Stored items:
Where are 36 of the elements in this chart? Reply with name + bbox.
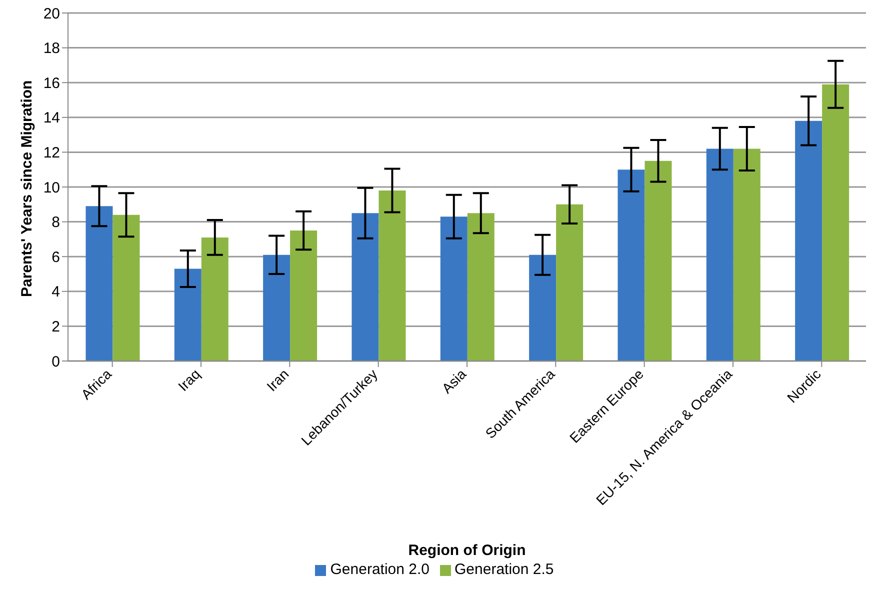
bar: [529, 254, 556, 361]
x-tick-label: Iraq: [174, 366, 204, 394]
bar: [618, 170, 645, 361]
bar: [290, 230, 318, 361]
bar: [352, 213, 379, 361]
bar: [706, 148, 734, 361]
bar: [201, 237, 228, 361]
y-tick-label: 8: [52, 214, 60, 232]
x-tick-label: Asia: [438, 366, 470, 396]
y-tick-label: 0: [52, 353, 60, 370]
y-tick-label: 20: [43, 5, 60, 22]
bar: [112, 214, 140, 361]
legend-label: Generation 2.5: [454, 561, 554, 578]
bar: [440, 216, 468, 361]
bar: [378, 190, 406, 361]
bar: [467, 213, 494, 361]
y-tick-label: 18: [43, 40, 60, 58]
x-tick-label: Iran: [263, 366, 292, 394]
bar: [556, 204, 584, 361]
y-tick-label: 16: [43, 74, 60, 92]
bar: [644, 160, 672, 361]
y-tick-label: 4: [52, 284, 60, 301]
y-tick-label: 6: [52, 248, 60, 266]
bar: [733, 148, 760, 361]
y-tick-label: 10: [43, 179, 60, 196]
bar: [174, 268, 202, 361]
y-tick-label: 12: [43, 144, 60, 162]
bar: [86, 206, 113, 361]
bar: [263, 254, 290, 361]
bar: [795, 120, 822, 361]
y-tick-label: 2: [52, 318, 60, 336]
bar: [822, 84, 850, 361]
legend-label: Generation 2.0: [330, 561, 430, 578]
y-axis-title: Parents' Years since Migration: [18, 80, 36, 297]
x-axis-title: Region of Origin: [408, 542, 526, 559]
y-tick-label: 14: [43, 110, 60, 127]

---

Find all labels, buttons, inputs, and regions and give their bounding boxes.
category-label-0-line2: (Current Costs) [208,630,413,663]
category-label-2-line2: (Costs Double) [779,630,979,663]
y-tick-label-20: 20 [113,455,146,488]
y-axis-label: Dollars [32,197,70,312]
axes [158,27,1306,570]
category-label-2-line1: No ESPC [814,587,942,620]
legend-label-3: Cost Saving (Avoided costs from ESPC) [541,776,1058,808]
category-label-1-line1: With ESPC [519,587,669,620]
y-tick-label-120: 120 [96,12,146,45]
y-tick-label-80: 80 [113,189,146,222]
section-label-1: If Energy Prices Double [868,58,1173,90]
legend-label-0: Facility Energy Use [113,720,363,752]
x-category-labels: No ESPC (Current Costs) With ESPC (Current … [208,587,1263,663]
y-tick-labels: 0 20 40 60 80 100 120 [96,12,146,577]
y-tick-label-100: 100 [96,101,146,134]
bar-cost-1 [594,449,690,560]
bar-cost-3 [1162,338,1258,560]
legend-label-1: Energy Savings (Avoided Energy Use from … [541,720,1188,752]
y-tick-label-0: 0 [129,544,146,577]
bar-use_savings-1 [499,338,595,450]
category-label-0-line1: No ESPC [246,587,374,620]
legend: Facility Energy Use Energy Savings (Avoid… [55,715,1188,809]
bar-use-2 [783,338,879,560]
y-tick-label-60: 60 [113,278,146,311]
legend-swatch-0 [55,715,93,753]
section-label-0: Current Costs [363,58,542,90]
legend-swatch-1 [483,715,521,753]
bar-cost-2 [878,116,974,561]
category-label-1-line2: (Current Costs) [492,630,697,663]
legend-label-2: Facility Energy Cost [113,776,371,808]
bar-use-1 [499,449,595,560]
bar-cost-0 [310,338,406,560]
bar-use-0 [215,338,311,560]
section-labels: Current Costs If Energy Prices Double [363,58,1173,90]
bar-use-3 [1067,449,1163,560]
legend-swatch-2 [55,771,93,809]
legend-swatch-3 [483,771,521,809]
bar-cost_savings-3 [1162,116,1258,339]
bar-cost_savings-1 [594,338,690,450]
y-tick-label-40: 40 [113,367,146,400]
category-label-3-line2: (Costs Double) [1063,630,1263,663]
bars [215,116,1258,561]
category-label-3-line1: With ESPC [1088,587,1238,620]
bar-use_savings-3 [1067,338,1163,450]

--

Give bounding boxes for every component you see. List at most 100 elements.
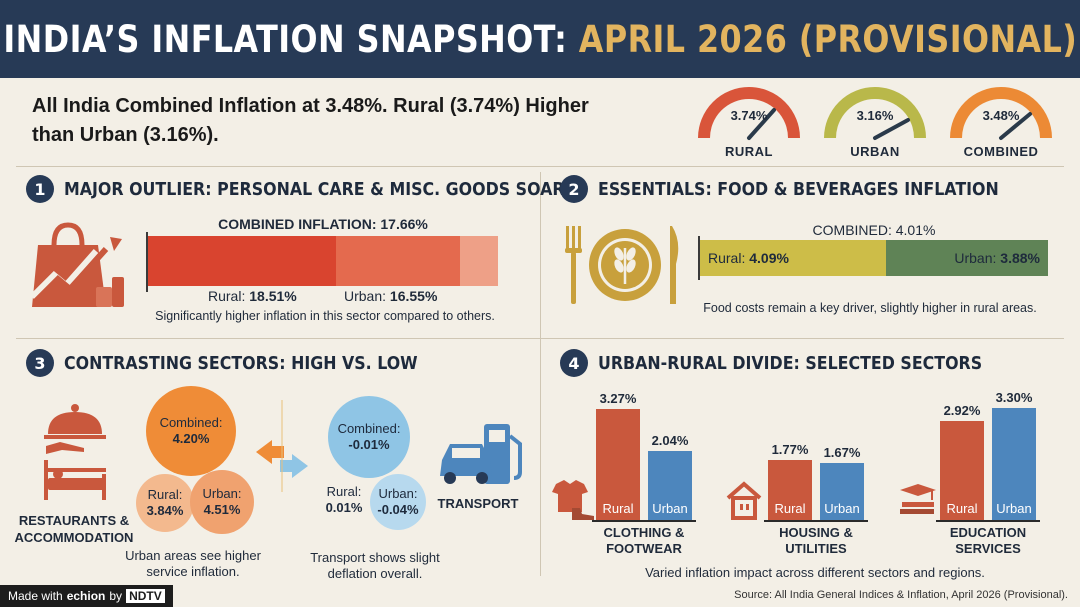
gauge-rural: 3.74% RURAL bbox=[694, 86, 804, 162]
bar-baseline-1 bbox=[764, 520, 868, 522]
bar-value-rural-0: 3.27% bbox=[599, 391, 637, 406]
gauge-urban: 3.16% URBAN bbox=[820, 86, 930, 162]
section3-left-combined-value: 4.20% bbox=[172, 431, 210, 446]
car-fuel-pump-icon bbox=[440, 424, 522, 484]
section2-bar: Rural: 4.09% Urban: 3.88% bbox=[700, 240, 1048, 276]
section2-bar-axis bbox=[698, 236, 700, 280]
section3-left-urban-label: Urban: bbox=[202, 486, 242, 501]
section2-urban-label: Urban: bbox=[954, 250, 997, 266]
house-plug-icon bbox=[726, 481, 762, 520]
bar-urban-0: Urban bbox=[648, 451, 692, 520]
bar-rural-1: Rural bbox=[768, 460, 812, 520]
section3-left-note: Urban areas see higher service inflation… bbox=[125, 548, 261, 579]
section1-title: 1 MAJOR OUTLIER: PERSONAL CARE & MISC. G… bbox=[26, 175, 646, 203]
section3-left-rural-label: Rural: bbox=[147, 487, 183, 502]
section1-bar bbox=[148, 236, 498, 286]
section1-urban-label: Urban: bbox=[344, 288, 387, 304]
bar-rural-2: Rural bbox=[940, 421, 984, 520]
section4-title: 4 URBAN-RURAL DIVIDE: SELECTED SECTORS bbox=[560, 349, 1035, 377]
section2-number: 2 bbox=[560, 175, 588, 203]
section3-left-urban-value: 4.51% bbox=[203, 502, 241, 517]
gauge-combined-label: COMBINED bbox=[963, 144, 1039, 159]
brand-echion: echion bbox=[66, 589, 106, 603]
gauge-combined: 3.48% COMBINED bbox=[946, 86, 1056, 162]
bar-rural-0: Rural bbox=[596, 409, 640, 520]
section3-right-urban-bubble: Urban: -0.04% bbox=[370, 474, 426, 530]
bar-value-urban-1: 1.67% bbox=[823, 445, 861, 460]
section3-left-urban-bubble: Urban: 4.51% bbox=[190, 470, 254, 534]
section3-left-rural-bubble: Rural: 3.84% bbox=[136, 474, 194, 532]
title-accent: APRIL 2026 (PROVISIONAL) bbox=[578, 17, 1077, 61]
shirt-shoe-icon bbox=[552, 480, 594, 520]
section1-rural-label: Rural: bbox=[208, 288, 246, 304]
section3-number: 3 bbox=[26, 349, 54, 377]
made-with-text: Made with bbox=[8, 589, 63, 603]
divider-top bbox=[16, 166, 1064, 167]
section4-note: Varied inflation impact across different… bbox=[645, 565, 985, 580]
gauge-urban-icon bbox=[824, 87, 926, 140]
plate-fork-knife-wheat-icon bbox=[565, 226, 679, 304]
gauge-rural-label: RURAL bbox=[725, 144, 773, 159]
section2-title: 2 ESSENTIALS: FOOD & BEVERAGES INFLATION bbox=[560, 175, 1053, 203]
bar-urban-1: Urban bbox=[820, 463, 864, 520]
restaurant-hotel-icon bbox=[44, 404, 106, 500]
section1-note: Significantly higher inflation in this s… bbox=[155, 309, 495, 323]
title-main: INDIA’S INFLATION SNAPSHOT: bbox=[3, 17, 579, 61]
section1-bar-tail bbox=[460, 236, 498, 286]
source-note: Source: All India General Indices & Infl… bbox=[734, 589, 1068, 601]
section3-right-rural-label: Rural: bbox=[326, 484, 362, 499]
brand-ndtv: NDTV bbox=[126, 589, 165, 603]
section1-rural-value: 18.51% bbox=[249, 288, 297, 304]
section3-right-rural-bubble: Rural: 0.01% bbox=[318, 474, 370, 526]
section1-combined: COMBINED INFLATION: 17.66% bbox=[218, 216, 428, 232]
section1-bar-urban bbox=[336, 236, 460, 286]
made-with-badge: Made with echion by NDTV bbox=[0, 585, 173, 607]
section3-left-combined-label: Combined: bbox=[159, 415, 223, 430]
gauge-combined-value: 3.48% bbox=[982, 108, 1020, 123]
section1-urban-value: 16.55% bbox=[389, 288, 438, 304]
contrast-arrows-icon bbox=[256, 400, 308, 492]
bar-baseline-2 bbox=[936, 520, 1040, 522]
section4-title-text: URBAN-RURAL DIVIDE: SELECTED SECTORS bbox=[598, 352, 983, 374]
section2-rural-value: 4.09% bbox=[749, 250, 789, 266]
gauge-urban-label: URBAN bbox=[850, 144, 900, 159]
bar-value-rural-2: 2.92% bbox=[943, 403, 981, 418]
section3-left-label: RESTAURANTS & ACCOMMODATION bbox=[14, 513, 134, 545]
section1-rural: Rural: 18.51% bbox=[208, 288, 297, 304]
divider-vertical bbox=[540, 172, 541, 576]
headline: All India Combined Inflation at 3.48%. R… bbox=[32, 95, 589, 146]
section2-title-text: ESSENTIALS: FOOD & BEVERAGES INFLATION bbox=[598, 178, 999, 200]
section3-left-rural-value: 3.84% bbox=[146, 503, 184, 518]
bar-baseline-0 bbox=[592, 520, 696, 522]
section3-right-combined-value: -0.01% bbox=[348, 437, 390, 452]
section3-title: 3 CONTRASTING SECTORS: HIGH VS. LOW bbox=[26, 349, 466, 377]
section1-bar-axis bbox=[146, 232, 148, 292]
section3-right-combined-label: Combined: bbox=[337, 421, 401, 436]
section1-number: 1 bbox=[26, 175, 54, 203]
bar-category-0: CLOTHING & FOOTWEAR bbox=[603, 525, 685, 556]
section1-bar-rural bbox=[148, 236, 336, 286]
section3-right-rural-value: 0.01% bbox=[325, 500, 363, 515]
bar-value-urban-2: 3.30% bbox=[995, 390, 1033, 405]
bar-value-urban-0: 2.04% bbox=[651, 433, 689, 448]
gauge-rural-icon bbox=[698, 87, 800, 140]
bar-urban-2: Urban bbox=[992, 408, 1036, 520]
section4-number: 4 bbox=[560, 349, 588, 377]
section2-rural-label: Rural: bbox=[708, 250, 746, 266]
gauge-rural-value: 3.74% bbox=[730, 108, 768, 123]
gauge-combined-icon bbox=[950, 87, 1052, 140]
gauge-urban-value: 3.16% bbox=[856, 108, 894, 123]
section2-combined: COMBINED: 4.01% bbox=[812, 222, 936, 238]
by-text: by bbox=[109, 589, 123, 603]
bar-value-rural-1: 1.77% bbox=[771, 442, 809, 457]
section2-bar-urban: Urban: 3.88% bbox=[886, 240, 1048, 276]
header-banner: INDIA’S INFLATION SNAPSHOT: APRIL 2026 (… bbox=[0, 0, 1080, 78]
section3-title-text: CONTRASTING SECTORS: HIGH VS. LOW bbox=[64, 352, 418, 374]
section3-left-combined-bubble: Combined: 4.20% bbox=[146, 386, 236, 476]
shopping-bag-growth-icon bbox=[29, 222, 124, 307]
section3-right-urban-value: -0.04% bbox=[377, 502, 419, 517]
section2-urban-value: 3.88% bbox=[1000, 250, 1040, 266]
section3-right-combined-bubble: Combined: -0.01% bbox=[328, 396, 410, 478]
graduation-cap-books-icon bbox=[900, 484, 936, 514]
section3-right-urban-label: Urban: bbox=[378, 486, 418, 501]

Instructions to follow: Render the listing lines as a Markdown table with the columns Row and Line, starting at the line that contains "gauge-rural: 3.74% RURAL" and ending at the line that contains "section2-number: 2 bbox=[560, 175, 588, 203]". Number each row and leave out any blank lines.

Complete answer:
| Row | Line |
|---|---|
| 1 | gauge-rural: 3.74% RURAL bbox=[694, 86, 804, 162] |
| 2 | bar-baseline-1 bbox=[764, 520, 868, 522] |
| 3 | bar-value-rural-0: 3.27% bbox=[599, 391, 637, 406] |
| 4 | gauge-urban: 3.16% URBAN bbox=[820, 86, 930, 162] |
| 5 | section3-left-combined-value: 4.20% bbox=[172, 431, 210, 446] |
| 6 | car-fuel-pump-icon bbox=[440, 424, 522, 484] |
| 7 | section2-bar: Rural: 4.09% Urban: 3.88% bbox=[700, 240, 1048, 276] |
| 8 | section2-bar-axis bbox=[698, 236, 700, 280] |
| 9 | section3-left-urban-label: Urban: bbox=[202, 486, 242, 501] |
| 10 | section2-urban-label: Urban: bbox=[954, 250, 997, 266] |
| 11 | house-plug-icon bbox=[726, 481, 762, 520] |
| 12 | bar-urban-0: Urban bbox=[648, 451, 692, 520] |
| 13 | bar-rural-1: Rural bbox=[768, 460, 812, 520] |
| 14 | section3-left-note: Urban areas see higher service inflation… bbox=[125, 548, 261, 579] |
| 15 | section1-title: 1 MAJOR OUTLIER: PERSONAL CARE & MISC. G… bbox=[26, 175, 646, 203] |
| 16 | section3-left-rural-label: Rural: bbox=[147, 487, 183, 502] |
| 17 | section1-bar bbox=[148, 236, 498, 286] |
| 18 | section1-urban-label: Urban: bbox=[344, 288, 387, 304] |
| 19 | bar-rural-2: Rural bbox=[940, 421, 984, 520] |
| 20 | section4-title: 4 URBAN-RURAL DIVIDE: SELECTED SECTORS bbox=[560, 349, 1035, 377] |
| 21 | section2-number: 2 bbox=[560, 175, 588, 203] |